▸ **WORK TO BE COMPLETED**
Every entry must be copied word for word.

▸ **RECORDS FOR THE TASK**
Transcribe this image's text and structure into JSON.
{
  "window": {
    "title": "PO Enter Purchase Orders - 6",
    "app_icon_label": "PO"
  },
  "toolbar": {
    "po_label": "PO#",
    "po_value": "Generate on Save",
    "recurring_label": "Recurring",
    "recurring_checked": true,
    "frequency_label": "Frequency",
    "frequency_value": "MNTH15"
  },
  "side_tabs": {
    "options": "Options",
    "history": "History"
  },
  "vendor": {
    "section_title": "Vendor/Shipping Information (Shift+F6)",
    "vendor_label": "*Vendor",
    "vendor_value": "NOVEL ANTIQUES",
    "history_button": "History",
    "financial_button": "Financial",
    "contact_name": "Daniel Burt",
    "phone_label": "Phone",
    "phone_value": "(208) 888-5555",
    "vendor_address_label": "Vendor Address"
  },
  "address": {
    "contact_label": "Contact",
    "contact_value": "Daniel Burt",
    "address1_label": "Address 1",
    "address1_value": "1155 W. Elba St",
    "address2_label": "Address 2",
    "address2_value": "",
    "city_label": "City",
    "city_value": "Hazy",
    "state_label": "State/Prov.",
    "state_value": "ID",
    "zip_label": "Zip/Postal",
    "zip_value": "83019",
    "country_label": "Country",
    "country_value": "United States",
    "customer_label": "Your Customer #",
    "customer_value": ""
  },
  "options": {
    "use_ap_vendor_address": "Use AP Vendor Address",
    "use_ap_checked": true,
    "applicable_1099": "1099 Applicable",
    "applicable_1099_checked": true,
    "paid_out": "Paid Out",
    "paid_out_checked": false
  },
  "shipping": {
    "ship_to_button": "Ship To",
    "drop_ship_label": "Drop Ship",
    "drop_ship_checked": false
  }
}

▸ **FINAL ANSWER**
Transcribe this image's text and structure into JSON.
{
  "window": {
    "title": "PO Enter Purchase Orders - 6",
    "app_icon_label": "PO"
  },
  "toolbar": {
    "po_label": "PO#",
    "po_value": "Generate on Save",
    "recurring_label": "Recurring",
    "recurring_checked": true,
    "frequency_label": "Frequency",
    "frequency_value": "MNTH15"
  },
  "side_tabs": {
    "options": "Options",
    "history": "History"
  },
  "vendor": {
    "section_title": "Vendor/Shipping Information (Shift+F6)",
    "vendor_label": "*Vendor",
    "vendor_value": "NOVEL ANTIQUES",
    "history_button": "History",
    "financial_button": "Financial",
    "contact_name": "Daniel Burt",
    "phone_label": "Phone",
    "phone_value": "(208) 888-5555",
    "vendor_address_label": "Vendor Address"
  },
  "address": {
    "contact_label": "Contact",
    "contact_value": "Daniel Burt",
    "address1_label": "Address 1",
    "address1_value": "1155 W. Elba St",
    "address2_label": "Address 2",
    "address2_value": "",
    "city_label": "City",
    "city_value": "Hazy",
    "state_label": "State/Prov.",
    "state_value": "ID",
    "zip_label": "Zip/Postal",
    "zip_value": "83019",
    "country_label": "Country",
    "country_value": "United States",
    "customer_label": "Your Customer #",
    "customer_value": ""
  },
  "options": {
    "use_ap_vendor_address": "Use AP Vendor Address",
    "use_ap_checked": true,
    "applicable_1099": "1099 Applicable",
    "applicable_1099_checked": true,
    "paid_out": "Paid Out",
    "paid_out_checked": false
  },
  "shipping": {
    "ship_to_button": "Ship To",
    "drop_ship_label": "Drop Ship",
    "drop_ship_checked": false
  }
}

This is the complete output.